Dataset excerpts:

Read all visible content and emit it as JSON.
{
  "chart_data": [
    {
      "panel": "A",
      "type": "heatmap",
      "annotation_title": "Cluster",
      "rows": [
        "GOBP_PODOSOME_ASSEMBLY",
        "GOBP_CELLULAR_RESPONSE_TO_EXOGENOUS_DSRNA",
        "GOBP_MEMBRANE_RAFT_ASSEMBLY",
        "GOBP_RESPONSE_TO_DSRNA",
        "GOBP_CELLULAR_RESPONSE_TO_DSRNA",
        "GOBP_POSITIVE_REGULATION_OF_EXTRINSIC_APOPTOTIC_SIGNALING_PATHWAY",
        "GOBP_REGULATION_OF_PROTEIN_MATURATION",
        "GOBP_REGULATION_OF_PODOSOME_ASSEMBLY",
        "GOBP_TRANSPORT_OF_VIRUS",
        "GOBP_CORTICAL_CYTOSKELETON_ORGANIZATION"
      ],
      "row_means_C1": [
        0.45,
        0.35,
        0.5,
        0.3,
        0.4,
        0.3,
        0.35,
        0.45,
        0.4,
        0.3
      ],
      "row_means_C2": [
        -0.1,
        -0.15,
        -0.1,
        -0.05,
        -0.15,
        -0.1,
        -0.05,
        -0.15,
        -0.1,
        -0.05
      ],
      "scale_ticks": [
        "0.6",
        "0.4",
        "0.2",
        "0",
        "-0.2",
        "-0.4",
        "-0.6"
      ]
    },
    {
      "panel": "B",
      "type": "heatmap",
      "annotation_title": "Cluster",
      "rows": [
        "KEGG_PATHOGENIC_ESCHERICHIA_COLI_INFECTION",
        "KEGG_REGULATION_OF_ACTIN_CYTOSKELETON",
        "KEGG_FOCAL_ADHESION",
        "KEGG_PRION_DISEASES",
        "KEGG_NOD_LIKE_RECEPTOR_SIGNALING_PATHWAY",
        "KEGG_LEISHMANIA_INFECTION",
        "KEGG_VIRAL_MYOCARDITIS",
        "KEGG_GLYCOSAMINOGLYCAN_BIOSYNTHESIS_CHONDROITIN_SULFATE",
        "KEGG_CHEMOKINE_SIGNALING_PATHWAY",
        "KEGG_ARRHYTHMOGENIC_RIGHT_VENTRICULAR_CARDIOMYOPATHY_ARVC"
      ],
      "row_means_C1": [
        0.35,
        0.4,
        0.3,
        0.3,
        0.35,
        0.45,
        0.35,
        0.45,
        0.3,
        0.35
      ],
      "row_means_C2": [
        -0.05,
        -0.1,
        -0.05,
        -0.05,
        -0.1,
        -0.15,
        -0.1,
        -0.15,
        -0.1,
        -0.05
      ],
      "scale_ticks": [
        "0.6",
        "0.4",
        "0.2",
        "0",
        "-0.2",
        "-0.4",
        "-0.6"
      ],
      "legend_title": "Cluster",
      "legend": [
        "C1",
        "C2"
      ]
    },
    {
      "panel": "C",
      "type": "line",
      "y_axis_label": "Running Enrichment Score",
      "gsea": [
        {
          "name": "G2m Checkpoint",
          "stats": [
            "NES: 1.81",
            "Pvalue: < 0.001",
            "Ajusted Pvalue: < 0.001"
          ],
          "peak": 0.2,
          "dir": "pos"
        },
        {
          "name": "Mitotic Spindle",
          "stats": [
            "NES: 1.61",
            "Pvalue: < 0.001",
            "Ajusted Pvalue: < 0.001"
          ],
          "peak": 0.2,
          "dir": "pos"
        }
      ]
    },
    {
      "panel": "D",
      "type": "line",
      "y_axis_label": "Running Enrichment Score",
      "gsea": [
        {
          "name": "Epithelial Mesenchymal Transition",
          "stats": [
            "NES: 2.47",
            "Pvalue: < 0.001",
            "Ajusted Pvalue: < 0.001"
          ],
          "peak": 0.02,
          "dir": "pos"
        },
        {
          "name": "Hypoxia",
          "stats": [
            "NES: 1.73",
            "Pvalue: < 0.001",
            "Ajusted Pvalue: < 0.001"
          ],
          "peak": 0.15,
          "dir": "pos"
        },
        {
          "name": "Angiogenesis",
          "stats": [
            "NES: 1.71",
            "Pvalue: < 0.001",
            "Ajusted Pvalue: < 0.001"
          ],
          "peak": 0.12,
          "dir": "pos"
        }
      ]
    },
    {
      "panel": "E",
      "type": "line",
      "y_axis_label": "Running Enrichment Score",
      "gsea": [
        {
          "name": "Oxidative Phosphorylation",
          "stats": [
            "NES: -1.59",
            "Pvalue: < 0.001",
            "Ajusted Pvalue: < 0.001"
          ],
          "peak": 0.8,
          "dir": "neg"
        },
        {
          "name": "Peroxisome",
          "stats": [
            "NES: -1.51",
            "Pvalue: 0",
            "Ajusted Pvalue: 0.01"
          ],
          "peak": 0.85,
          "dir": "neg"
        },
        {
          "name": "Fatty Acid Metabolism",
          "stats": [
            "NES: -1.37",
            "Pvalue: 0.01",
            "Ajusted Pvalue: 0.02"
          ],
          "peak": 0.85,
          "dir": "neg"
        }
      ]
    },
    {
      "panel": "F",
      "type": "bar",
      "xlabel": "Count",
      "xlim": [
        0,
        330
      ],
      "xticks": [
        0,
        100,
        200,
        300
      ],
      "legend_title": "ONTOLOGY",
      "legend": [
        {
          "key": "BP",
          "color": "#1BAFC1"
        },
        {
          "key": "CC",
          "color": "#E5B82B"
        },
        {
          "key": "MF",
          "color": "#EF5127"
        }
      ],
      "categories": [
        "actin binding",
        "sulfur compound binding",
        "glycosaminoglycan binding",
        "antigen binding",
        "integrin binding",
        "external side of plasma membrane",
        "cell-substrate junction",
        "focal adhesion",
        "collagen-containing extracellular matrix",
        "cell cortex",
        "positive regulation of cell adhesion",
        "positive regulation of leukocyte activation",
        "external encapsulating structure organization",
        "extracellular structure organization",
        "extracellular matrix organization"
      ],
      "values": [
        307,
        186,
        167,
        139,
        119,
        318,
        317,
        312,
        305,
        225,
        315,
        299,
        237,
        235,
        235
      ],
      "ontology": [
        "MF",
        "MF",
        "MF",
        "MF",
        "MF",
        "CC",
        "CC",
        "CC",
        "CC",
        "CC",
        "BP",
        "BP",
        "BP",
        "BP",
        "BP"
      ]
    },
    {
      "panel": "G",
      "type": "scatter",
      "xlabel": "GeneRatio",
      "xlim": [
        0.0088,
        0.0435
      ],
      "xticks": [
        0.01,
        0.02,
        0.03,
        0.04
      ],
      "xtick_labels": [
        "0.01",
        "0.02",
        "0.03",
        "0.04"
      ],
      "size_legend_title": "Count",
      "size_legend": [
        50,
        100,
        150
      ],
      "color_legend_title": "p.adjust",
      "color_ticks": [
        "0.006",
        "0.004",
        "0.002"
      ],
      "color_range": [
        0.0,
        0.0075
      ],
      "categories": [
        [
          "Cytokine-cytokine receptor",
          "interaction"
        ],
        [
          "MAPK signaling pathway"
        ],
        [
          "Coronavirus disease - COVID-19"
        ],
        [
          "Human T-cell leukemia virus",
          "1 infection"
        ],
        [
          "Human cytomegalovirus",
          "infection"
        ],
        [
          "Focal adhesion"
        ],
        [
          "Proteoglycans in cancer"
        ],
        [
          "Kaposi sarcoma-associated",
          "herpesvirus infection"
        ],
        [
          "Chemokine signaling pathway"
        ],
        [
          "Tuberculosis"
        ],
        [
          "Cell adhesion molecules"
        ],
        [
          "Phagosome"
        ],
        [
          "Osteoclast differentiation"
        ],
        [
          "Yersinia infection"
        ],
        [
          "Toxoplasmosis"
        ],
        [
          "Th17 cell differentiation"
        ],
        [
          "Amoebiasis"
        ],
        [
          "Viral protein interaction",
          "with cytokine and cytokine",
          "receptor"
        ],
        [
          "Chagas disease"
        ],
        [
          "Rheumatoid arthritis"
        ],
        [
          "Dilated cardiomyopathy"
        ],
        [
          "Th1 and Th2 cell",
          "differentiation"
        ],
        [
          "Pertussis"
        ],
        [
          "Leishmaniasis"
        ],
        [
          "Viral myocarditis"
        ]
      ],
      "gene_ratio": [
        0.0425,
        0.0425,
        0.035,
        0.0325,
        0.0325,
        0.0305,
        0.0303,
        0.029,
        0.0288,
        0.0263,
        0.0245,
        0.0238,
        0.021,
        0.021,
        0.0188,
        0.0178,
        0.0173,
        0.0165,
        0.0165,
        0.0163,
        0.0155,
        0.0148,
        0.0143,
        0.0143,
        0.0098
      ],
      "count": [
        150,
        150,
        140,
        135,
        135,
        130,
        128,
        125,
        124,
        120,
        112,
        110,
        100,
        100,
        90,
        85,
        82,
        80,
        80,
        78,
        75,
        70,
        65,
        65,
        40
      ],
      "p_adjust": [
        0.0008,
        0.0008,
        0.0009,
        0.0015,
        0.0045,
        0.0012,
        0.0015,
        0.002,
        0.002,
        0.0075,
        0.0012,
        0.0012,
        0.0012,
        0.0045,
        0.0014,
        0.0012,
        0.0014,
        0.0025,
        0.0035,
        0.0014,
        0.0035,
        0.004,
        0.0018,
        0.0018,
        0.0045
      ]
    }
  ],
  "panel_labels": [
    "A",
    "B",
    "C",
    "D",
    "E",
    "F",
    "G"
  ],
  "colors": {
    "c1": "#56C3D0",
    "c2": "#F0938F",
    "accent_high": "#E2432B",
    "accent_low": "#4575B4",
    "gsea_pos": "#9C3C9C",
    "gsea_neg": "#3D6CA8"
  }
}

> Action item: Find the lines that mention "Human" in the entries and show them.

> Solved problem:
          "Human T-cell leukemia virus",
          "Human cytomegalovirus",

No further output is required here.